Saved data entries:
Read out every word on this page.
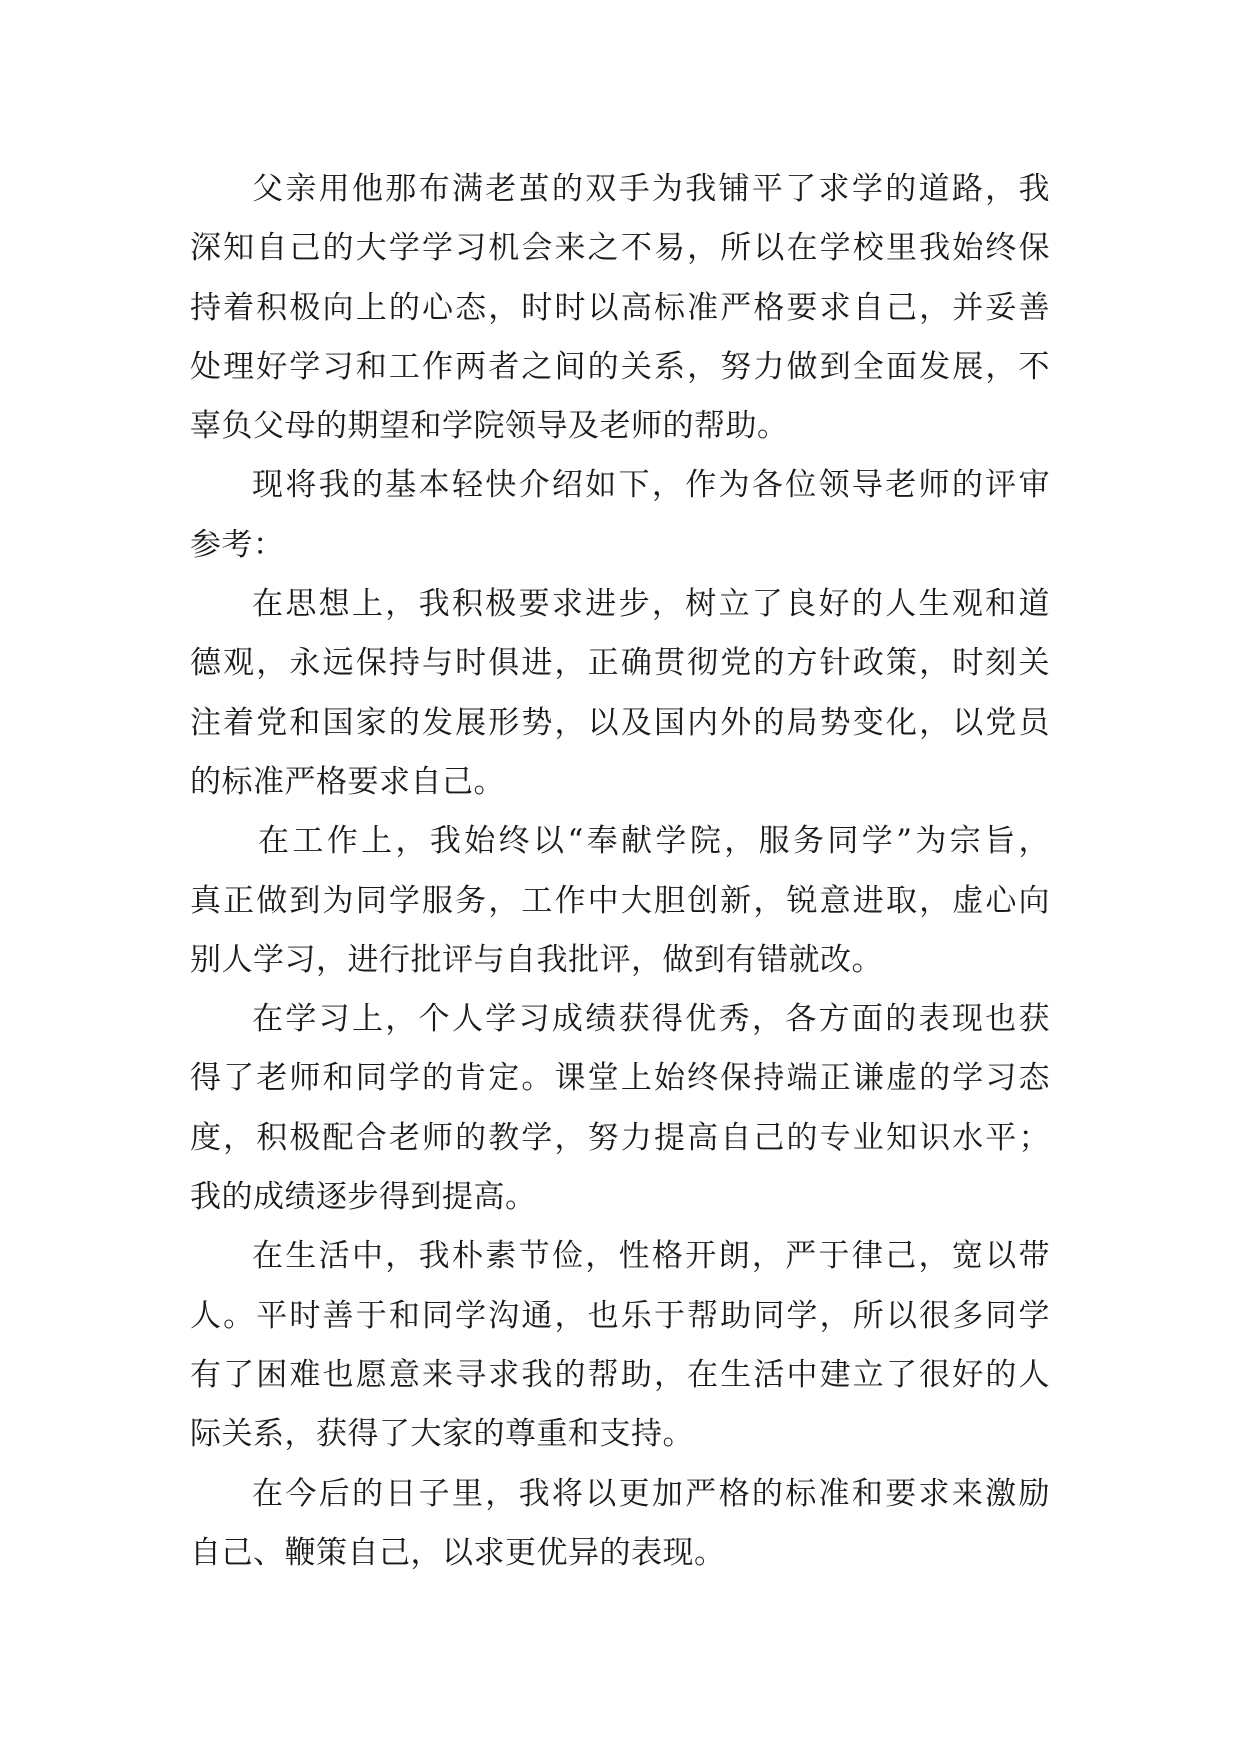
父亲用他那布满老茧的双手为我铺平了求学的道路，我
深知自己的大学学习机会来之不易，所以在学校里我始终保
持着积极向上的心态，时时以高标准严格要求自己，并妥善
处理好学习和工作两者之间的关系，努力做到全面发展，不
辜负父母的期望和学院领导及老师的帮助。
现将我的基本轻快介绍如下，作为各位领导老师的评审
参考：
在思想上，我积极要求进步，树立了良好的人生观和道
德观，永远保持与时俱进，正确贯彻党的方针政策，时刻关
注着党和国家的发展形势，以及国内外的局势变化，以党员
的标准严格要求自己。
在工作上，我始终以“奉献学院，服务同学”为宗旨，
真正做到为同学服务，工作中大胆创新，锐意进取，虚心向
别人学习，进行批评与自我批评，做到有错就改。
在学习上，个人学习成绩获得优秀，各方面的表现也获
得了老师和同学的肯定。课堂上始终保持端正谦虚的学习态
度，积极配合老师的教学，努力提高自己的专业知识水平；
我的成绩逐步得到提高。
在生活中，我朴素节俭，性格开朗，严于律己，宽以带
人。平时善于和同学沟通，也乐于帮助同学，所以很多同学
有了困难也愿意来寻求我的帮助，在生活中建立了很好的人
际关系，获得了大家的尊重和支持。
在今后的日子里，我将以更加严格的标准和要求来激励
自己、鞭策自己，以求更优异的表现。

* * *

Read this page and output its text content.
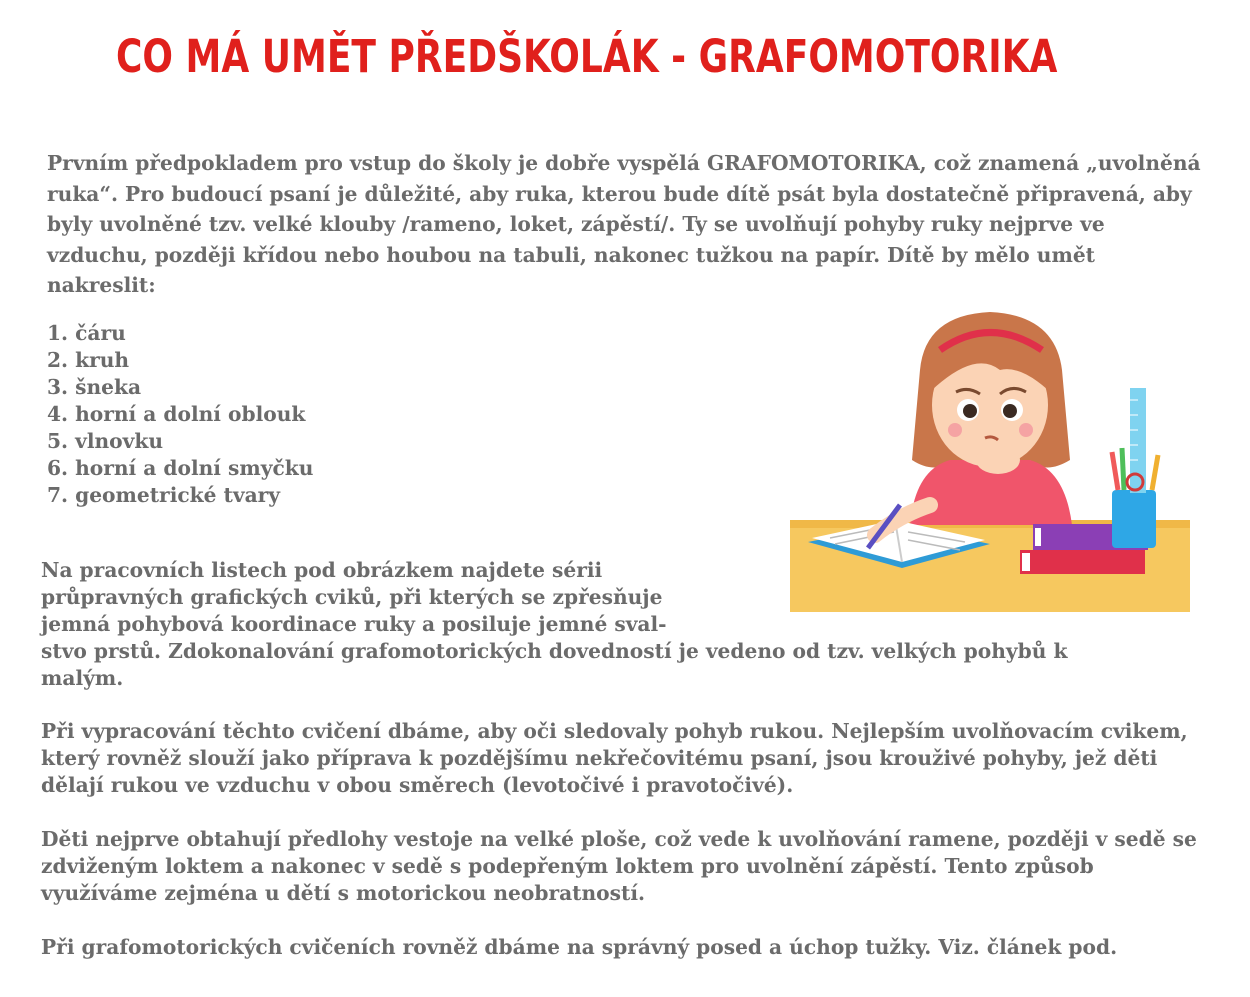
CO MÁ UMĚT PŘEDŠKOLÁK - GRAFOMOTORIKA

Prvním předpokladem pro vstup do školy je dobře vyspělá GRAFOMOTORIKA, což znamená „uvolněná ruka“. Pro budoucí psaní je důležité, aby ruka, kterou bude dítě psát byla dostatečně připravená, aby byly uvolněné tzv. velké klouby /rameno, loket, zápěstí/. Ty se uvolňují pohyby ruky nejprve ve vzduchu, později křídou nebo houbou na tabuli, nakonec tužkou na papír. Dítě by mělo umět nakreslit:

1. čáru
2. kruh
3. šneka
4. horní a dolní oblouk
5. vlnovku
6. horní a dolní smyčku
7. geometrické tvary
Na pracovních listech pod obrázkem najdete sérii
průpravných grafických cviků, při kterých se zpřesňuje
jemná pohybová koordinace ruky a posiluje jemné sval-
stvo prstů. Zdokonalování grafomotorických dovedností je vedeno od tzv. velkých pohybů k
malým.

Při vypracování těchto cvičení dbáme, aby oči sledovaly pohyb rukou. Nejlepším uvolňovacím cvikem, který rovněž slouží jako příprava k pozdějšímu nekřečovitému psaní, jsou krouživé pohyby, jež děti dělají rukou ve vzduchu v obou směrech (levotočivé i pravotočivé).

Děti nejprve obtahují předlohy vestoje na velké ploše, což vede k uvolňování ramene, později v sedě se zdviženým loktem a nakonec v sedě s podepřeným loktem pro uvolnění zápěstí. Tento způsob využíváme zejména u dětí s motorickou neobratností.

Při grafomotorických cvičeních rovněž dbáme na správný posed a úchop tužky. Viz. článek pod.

* * *

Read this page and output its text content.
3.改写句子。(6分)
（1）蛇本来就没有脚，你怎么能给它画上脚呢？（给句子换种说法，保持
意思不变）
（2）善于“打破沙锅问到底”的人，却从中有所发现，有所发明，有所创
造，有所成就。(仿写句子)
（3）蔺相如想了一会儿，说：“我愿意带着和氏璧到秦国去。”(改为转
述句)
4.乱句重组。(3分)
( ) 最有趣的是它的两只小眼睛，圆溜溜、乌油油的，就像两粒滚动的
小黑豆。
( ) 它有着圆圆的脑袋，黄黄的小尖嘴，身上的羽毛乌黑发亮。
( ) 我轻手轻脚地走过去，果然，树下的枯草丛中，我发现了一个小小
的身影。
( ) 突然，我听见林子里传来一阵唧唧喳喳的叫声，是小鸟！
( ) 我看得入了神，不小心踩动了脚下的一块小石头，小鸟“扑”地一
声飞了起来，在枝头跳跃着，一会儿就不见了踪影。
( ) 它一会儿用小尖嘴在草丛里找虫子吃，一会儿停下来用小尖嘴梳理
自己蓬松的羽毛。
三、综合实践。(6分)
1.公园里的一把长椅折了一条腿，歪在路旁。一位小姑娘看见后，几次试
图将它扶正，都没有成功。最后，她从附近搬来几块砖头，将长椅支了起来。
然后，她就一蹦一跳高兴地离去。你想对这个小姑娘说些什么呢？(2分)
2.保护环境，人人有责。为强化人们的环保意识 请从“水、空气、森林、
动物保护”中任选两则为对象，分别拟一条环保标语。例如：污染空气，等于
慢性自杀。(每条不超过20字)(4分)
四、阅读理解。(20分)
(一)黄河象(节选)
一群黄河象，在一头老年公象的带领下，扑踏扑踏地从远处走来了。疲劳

THE EXERCISE: For the data above, state how many lines contain "dolní"; the number is the whole answer.

EXERCISE OUTPUT: 2